▸ **Problem requirements**
Reproduce the records below exactly, leaving out any pictures.

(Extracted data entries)

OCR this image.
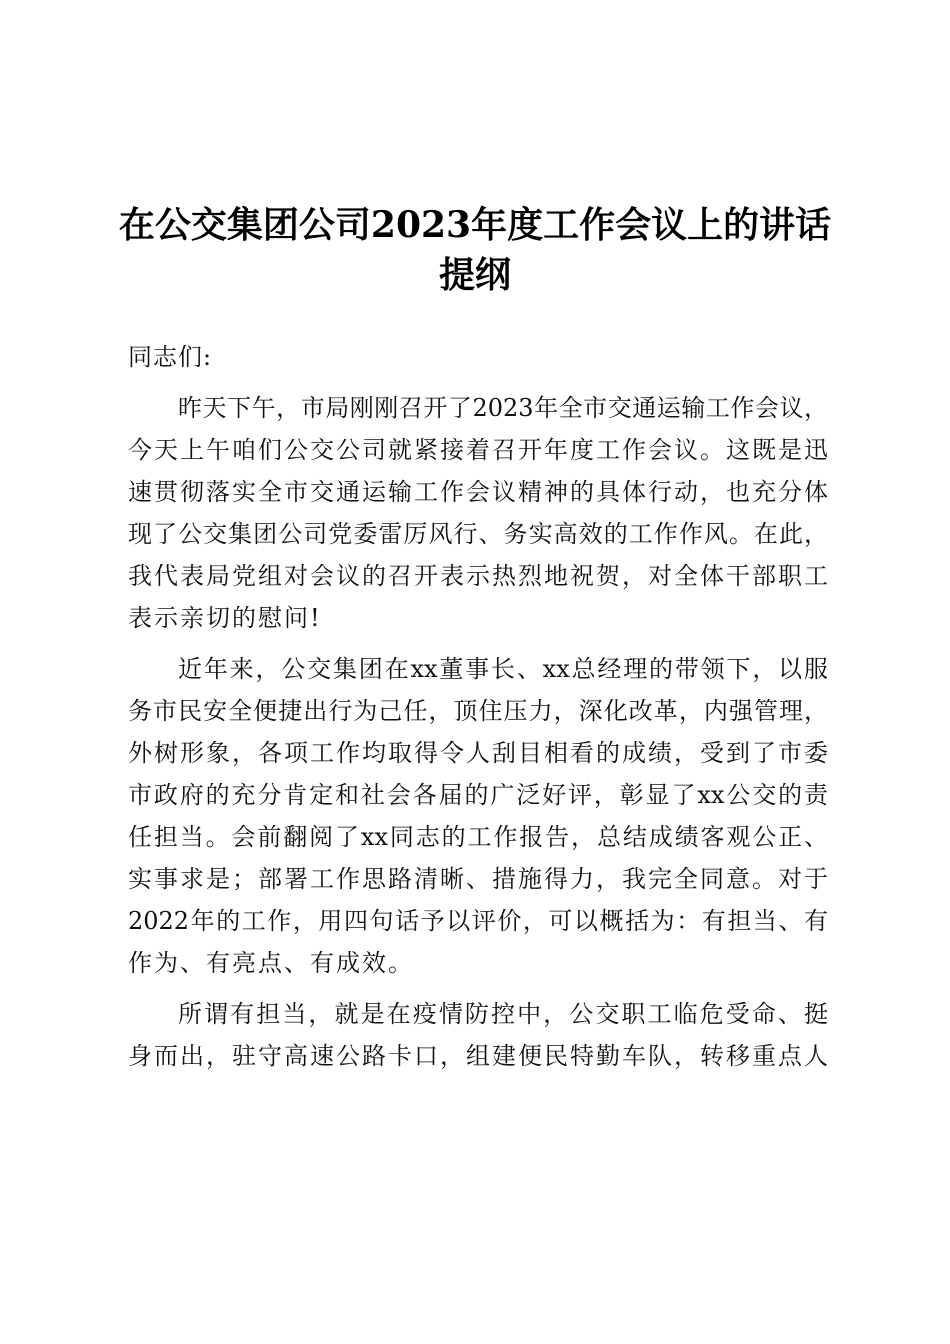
在公交集团公司2023年度工作会议上的讲话
提纲

同志们:

昨天下午，市局刚刚召开了2023年全市交通运输工作会议，
今天上午咱们公交公司就紧接着召开年度工作会议。这既是迅
速贯彻落实全市交通运输工作会议精神的具体行动，也充分体
现了公交集团公司党委雷厉风行、务实高效的工作作风。在此，
我代表局党组对会议的召开表示热烈地祝贺，对全体干部职工
表示亲切的慰问!

近年来，公交集团在xx董事长、xx总经理的带领下，以服
务市民安全便捷出行为己任，顶住压力，深化改革，内强管理，
外树形象，各项工作均取得令人刮目相看的成绩，受到了市委
市政府的充分肯定和社会各届的广泛好评，彰显了xx公交的责
任担当。会前翻阅了xx同志的工作报告，总结成绩客观公正、
实事求是；部署工作思路清晰、措施得力，我完全同意。对于
2022年的工作，用四句话予以评价，可以概括为：有担当、有
作为、有亮点、有成效。

所谓有担当，就是在疫情防控中，公交职工临危受命、挺
身而出，驻守高速公路卡口，组建便民特勤车队，转移重点人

▸ **Result for this task**
OCR this image.
在公交集团公司2023年度工作会议上的讲话
提纲

同志们:

昨天下午，市局刚刚召开了2023年全市交通运输工作会议，
今天上午咱们公交公司就紧接着召开年度工作会议。这既是迅
速贯彻落实全市交通运输工作会议精神的具体行动，也充分体
现了公交集团公司党委雷厉风行、务实高效的工作作风。在此，
我代表局党组对会议的召开表示热烈地祝贺，对全体干部职工
表示亲切的慰问!

近年来，公交集团在xx董事长、xx总经理的带领下，以服
务市民安全便捷出行为己任，顶住压力，深化改革，内强管理，
外树形象，各项工作均取得令人刮目相看的成绩，受到了市委
市政府的充分肯定和社会各届的广泛好评，彰显了xx公交的责
任担当。会前翻阅了xx同志的工作报告，总结成绩客观公正、
实事求是；部署工作思路清晰、措施得力，我完全同意。对于
2022年的工作，用四句话予以评价，可以概括为：有担当、有
作为、有亮点、有成效。

所谓有担当，就是在疫情防控中，公交职工临危受命、挺
身而出，驻守高速公路卡口，组建便民特勤车队，转移重点人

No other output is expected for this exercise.